→ **Exercise prompt**:
Can you copy everything in the data below from the line containing "UI element localization: list" down to the line containing "list UI elements", both lines included, and leave the pictures out of your answer?

→ **Element location data**:

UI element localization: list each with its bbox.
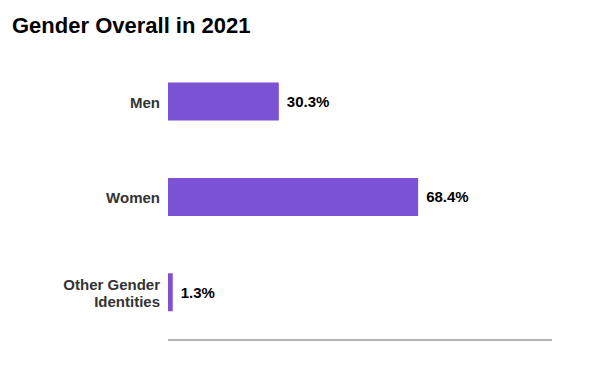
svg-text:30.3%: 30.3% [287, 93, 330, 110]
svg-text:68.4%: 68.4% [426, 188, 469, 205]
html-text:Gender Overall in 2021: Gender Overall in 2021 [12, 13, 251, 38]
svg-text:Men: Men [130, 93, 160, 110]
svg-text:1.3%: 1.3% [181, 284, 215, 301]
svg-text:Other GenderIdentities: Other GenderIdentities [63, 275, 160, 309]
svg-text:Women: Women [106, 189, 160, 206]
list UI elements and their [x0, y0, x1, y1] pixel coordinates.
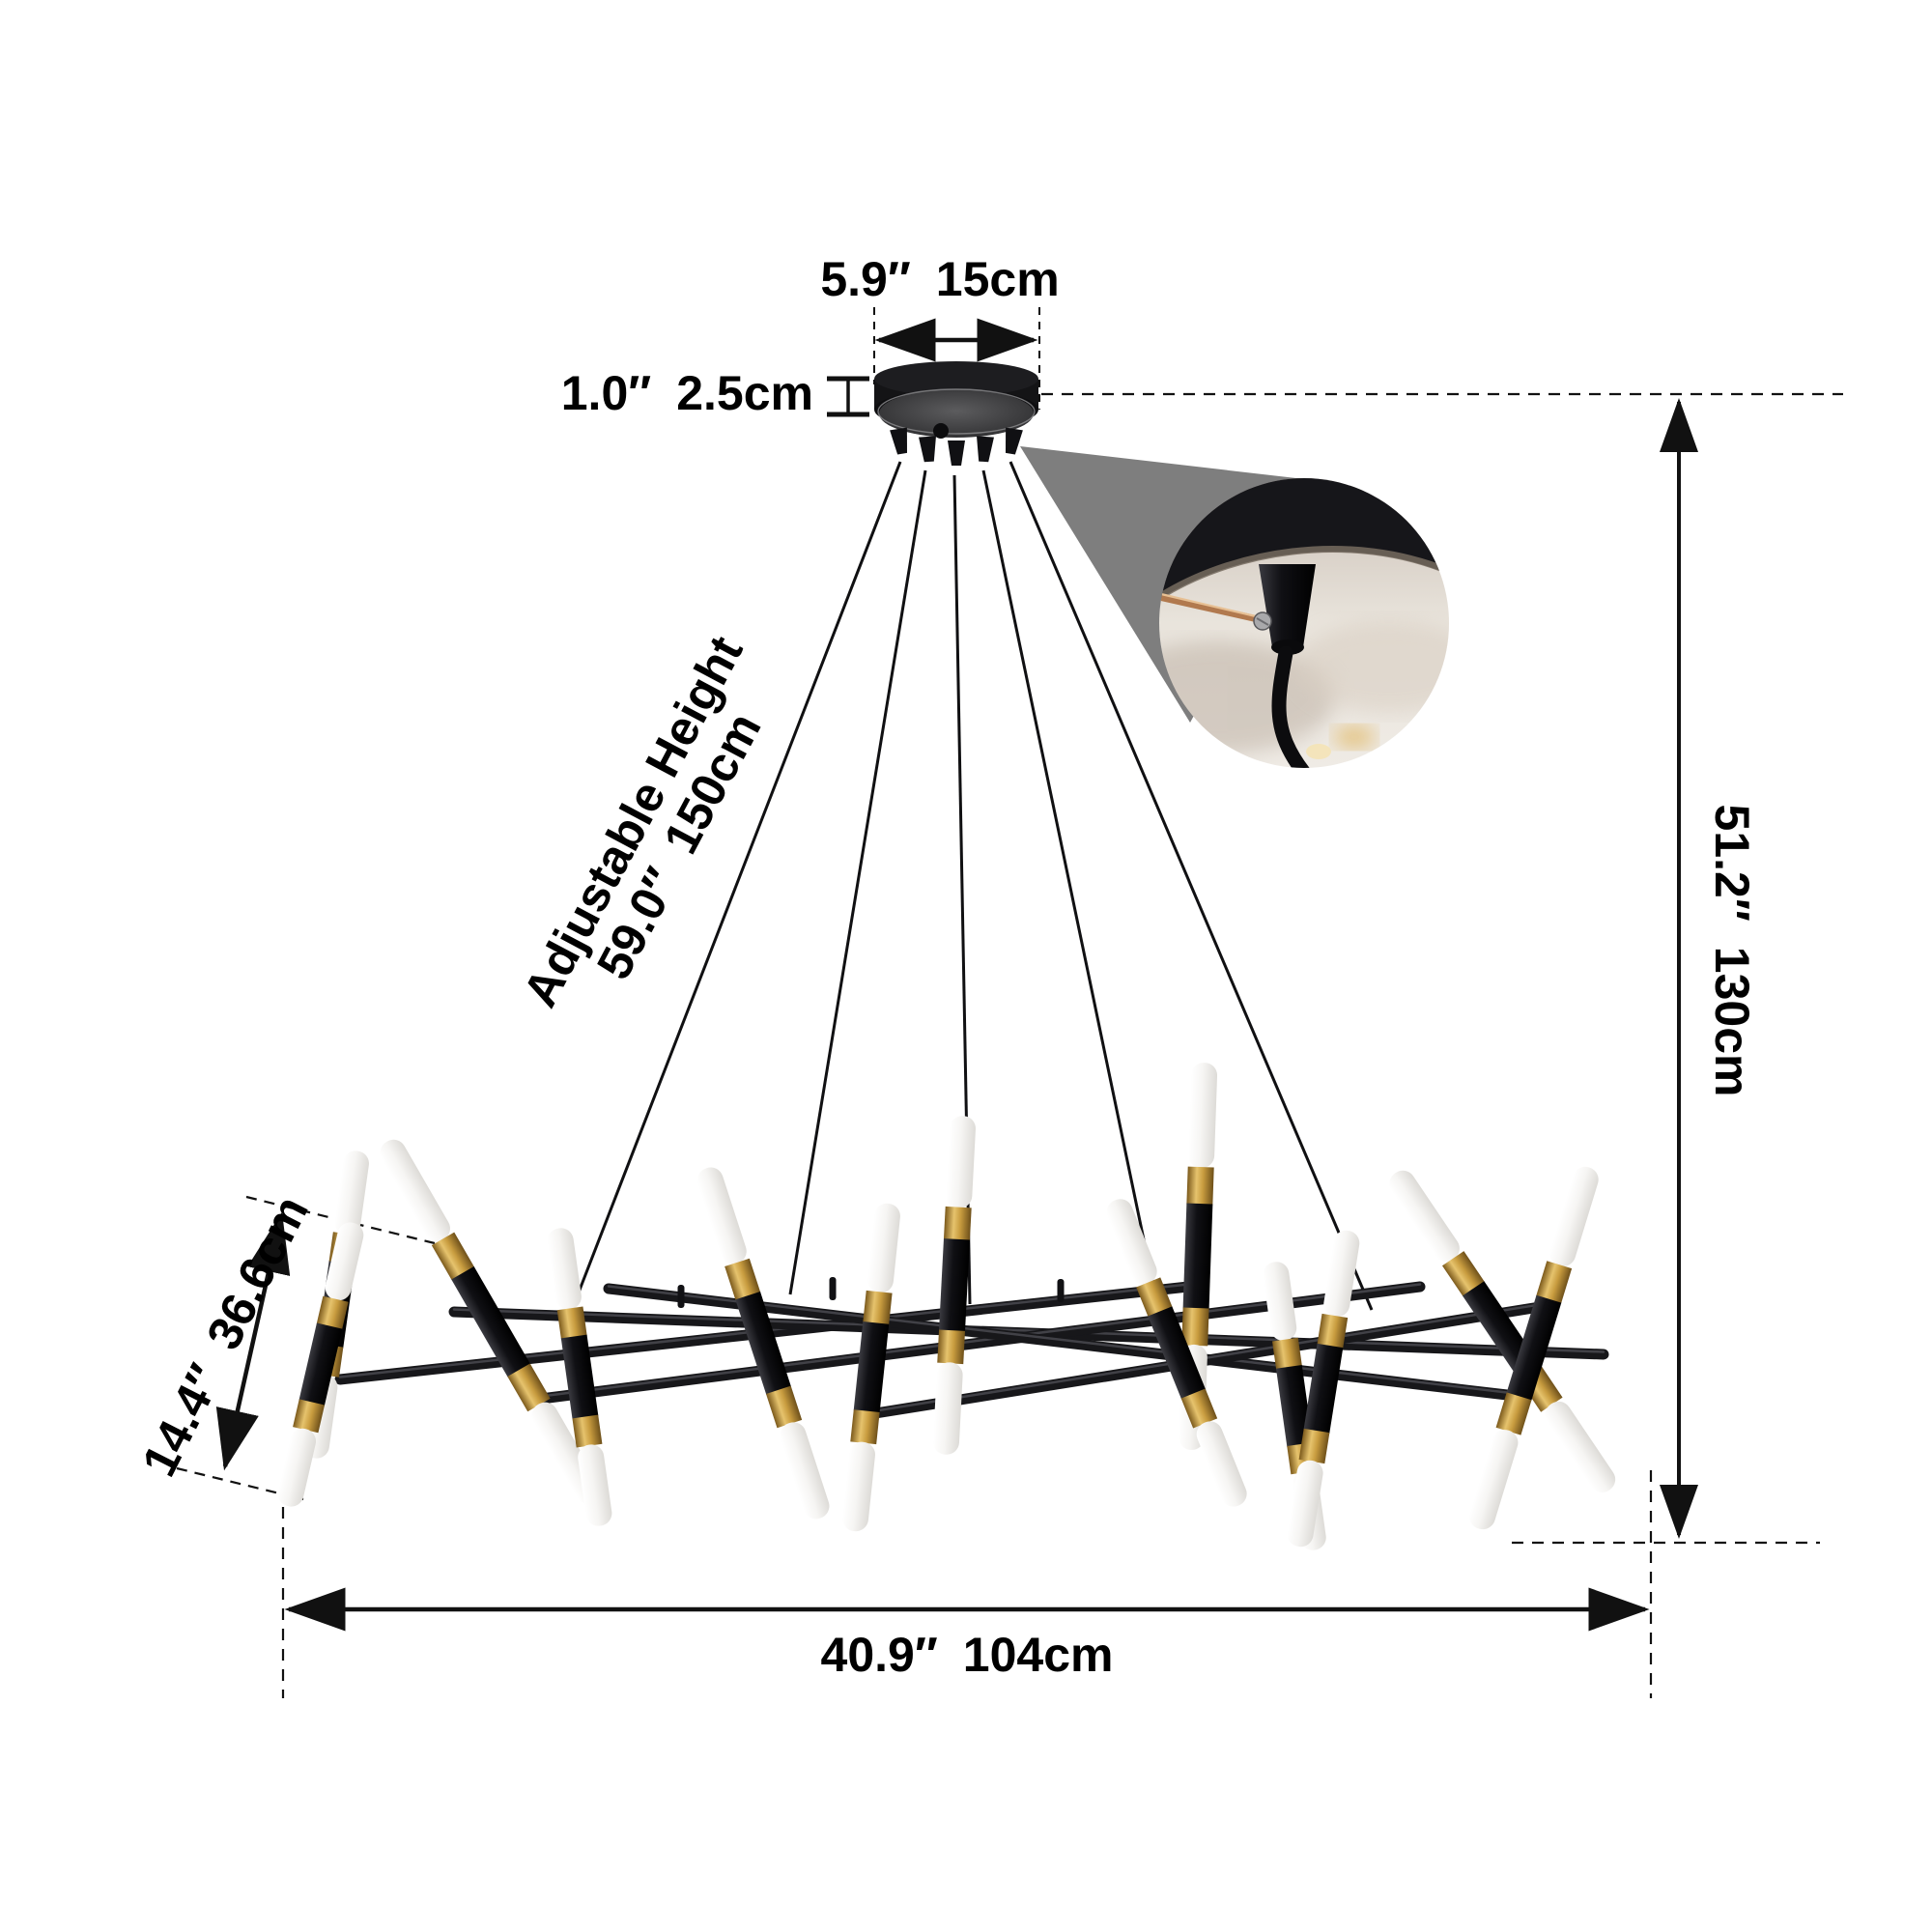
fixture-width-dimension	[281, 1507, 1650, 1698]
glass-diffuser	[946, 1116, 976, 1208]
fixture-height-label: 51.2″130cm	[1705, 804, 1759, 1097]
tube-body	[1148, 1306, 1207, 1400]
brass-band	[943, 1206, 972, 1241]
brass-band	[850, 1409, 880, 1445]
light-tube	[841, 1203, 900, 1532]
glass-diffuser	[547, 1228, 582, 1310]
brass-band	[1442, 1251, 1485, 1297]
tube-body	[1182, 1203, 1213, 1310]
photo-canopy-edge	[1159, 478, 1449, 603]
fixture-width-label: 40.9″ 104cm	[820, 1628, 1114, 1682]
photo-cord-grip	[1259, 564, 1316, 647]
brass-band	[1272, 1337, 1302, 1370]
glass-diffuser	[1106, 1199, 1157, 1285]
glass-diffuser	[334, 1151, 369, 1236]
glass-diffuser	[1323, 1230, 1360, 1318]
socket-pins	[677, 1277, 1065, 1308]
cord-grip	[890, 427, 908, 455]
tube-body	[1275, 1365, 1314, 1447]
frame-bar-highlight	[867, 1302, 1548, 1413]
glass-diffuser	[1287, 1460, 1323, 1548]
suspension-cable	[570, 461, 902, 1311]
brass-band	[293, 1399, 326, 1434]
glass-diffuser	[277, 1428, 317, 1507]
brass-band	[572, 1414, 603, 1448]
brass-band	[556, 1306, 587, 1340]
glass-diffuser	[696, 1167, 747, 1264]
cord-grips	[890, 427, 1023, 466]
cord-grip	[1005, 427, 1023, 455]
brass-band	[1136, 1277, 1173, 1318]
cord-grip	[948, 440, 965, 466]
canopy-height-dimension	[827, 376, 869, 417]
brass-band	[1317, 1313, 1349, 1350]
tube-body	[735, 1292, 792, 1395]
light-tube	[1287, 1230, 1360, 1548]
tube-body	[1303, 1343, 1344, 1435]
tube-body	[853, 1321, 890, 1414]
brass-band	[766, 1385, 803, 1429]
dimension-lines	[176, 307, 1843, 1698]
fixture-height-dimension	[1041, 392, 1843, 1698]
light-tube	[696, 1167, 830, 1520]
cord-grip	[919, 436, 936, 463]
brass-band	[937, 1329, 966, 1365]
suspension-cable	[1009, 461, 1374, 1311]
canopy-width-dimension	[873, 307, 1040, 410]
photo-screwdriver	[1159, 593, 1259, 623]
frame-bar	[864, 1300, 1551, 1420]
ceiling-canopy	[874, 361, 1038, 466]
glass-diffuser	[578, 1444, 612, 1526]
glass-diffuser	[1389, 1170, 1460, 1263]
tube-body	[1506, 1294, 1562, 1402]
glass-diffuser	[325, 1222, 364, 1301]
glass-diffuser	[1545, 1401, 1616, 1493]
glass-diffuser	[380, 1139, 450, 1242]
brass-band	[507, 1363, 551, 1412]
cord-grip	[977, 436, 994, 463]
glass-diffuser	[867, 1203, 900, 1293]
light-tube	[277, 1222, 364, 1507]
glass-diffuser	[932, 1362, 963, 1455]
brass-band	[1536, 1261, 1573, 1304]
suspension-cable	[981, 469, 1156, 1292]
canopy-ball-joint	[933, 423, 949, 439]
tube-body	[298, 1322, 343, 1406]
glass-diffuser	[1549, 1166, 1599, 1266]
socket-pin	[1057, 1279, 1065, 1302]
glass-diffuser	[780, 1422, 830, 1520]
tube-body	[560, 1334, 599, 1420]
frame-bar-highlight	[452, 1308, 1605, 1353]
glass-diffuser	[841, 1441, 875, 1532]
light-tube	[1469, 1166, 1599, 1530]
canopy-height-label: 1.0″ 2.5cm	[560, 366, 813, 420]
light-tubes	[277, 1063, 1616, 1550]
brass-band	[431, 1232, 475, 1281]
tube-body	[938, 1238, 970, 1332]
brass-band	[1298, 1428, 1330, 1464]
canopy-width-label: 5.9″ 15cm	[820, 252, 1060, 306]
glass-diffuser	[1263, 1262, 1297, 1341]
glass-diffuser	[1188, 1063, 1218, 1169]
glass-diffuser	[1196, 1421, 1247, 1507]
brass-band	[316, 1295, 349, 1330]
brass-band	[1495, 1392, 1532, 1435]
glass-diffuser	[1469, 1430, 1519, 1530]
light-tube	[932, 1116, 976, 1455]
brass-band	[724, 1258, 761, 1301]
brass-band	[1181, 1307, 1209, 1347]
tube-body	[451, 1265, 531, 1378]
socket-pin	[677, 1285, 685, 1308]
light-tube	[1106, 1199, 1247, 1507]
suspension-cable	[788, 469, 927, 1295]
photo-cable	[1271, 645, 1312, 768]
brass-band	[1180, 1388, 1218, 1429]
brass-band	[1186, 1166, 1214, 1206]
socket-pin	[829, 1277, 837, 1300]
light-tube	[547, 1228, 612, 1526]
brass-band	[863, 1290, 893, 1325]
...
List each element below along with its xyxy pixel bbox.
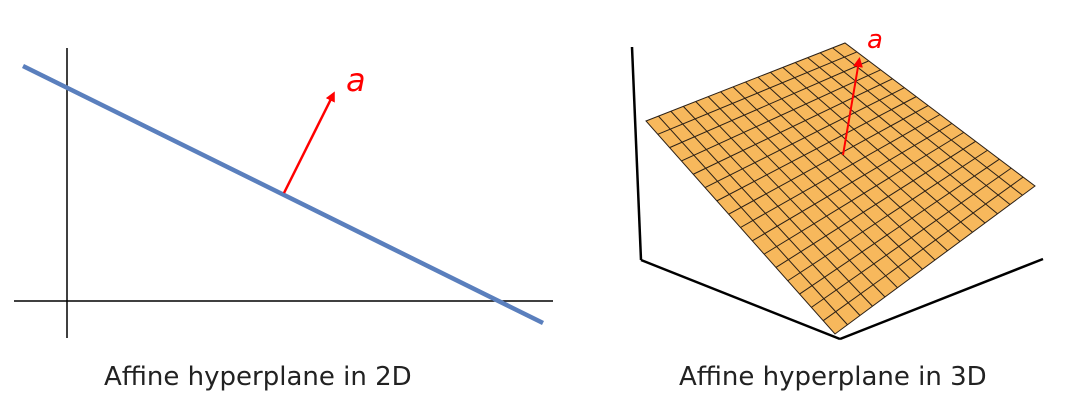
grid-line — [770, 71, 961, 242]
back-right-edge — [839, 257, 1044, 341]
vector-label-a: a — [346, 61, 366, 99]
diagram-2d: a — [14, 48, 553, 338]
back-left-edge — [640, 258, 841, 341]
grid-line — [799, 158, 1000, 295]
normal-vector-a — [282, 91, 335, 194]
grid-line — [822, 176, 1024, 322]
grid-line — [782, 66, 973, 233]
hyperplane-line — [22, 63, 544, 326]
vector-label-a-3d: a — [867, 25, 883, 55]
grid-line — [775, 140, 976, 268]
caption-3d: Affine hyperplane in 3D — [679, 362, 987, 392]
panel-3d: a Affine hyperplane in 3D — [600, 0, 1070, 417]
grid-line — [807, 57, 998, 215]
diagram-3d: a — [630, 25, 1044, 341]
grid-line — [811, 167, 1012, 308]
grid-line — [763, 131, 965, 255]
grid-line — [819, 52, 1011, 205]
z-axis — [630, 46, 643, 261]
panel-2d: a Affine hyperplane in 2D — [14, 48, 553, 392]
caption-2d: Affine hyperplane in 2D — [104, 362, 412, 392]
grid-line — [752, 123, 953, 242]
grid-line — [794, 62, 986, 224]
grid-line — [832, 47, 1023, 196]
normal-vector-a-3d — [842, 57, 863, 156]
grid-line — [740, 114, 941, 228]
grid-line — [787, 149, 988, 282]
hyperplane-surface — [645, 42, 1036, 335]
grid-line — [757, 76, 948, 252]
* * *
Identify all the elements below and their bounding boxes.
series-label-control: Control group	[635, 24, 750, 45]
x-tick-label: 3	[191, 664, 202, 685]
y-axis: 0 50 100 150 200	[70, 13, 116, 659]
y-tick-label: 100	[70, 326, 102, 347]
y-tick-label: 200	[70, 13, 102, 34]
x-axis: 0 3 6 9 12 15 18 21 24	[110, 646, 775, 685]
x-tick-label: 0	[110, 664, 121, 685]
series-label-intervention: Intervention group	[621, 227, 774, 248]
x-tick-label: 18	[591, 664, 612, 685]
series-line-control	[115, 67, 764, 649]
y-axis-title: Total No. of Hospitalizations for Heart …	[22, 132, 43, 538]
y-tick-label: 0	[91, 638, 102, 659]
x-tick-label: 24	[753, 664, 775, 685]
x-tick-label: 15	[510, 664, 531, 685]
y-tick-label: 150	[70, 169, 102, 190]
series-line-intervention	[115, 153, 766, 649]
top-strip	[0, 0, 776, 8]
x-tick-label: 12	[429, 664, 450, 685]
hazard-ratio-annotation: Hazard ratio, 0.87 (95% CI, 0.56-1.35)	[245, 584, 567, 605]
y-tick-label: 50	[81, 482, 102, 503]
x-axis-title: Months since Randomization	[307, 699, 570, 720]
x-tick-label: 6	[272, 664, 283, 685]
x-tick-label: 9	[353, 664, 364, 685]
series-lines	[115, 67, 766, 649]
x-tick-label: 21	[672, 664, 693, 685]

→ **Task result**:
UI element localization: list each with its bbox.
svg-text:30.3%: 30.3% [287, 93, 330, 110]
svg-text:68.4%: 68.4% [426, 188, 469, 205]
html-text:Gender Overall in 2021: Gender Overall in 2021 [12, 13, 251, 38]
svg-text:Men: Men [130, 93, 160, 110]
svg-text:1.3%: 1.3% [181, 284, 215, 301]
svg-text:Other GenderIdentities: Other GenderIdentities [63, 275, 160, 309]
svg-text:Women: Women [106, 189, 160, 206]
list UI elements and their [x0, y0, x1, y1] pixel coordinates.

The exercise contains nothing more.